▶ [Given instruction]: Extract all lines from the data beneath that include the word "name".

▶ [Information shown]:
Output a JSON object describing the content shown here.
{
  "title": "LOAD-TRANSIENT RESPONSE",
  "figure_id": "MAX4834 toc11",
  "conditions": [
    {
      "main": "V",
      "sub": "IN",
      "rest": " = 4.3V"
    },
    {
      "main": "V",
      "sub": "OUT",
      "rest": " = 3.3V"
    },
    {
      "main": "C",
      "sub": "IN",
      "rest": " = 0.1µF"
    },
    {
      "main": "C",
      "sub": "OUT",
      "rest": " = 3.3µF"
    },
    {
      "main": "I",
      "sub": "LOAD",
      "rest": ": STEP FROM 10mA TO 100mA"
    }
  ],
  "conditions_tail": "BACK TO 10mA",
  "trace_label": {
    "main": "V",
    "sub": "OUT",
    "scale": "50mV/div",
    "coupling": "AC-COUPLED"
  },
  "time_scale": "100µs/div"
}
...
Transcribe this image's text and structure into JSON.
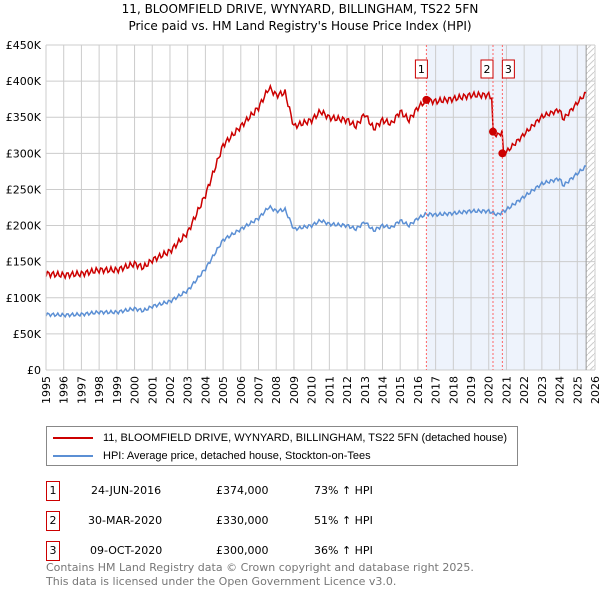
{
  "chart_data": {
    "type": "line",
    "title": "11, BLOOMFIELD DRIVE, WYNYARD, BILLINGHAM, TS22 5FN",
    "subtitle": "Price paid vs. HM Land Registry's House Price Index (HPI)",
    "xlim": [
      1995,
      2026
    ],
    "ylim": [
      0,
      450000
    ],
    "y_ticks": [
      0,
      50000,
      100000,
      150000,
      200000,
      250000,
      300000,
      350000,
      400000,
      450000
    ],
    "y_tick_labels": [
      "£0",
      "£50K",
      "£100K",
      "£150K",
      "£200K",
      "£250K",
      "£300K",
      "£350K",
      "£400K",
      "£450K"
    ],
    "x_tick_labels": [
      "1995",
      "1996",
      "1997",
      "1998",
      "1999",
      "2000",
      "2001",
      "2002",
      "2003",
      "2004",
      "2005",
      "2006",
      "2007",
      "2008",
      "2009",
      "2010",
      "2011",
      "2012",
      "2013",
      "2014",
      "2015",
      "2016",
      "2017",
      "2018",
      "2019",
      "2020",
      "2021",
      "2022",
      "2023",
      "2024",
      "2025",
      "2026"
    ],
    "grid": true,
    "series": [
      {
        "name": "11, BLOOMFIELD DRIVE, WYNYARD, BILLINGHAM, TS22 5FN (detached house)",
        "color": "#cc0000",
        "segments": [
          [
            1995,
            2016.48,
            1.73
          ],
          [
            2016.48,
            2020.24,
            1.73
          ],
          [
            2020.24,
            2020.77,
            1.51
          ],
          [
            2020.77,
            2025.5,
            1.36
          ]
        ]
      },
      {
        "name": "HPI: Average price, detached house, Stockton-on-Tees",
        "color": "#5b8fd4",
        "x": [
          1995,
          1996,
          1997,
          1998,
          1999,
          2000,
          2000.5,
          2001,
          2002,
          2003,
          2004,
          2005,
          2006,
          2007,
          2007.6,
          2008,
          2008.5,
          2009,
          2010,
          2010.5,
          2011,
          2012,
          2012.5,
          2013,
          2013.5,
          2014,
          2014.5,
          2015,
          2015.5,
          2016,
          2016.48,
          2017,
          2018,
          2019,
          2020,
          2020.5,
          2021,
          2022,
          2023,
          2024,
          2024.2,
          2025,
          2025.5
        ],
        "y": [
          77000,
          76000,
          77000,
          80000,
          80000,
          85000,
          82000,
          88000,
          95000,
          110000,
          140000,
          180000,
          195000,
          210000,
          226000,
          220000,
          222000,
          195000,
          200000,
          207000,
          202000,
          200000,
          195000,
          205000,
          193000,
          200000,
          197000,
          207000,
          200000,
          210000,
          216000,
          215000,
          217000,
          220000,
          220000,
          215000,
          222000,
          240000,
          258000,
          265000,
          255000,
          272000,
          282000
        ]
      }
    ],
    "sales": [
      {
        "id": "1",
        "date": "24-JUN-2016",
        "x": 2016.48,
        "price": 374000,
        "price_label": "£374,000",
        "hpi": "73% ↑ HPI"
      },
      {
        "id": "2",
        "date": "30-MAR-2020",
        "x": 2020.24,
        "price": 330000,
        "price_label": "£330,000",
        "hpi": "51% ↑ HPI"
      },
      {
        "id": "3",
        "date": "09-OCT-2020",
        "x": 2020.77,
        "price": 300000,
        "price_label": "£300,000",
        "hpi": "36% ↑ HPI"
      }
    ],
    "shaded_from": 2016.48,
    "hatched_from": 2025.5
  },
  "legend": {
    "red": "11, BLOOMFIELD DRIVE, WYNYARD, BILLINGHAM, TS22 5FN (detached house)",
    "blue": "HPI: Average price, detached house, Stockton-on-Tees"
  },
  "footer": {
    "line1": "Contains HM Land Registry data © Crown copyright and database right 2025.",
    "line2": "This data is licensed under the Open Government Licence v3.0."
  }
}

▶ [Solution for this problem]:
        "name": "11, BLOOMFIELD DRIVE, WYNYARD, BILLINGHAM, TS22 5FN (detached house)",
        "name": "HPI: Average price, detached house, Stockton-on-Tees",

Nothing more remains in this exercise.